**Task details:**
Report how many lines of these entries hold the string "page"; reply with the number alone.

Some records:
__________
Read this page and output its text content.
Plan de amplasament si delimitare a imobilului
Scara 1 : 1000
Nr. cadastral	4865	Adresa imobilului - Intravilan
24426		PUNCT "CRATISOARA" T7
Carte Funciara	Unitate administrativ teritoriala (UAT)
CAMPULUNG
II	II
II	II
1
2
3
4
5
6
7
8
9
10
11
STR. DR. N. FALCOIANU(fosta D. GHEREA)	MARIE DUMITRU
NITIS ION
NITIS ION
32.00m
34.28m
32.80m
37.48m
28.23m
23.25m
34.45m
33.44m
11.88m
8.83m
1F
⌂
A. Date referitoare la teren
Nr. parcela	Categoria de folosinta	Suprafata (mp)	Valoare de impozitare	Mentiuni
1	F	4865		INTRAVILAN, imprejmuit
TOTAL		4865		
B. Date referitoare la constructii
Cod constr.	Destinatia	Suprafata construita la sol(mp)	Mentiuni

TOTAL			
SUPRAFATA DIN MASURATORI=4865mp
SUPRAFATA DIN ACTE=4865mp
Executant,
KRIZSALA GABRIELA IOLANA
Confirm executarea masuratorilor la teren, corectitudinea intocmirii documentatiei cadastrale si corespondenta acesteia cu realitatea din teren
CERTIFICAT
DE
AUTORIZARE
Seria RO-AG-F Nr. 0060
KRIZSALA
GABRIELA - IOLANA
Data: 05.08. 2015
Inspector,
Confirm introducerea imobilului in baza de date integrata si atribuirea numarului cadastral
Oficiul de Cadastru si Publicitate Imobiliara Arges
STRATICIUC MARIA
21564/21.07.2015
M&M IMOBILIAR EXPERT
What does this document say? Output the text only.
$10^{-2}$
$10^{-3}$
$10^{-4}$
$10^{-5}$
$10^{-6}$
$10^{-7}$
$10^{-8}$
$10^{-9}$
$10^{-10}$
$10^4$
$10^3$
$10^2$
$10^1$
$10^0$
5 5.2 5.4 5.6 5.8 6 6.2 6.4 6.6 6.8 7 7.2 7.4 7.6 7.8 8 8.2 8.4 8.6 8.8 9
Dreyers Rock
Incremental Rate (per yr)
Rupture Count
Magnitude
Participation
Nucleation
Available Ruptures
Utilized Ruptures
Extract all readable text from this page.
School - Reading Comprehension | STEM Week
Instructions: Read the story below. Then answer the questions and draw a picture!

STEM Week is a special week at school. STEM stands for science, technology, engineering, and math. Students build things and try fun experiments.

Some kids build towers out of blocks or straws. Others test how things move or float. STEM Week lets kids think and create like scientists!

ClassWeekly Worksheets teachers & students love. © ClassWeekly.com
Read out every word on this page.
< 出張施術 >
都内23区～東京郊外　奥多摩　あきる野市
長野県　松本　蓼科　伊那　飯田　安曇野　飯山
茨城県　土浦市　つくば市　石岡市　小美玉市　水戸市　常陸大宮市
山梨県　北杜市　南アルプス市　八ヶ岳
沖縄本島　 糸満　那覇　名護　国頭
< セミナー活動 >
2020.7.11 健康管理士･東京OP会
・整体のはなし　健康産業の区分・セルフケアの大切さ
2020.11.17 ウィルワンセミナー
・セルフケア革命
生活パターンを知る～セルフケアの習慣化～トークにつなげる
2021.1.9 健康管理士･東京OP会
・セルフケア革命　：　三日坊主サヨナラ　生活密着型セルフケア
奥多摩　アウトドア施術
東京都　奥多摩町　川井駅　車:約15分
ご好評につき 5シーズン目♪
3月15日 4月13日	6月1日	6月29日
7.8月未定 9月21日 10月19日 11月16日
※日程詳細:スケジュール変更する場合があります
__________
**Answer for this exercise:**
3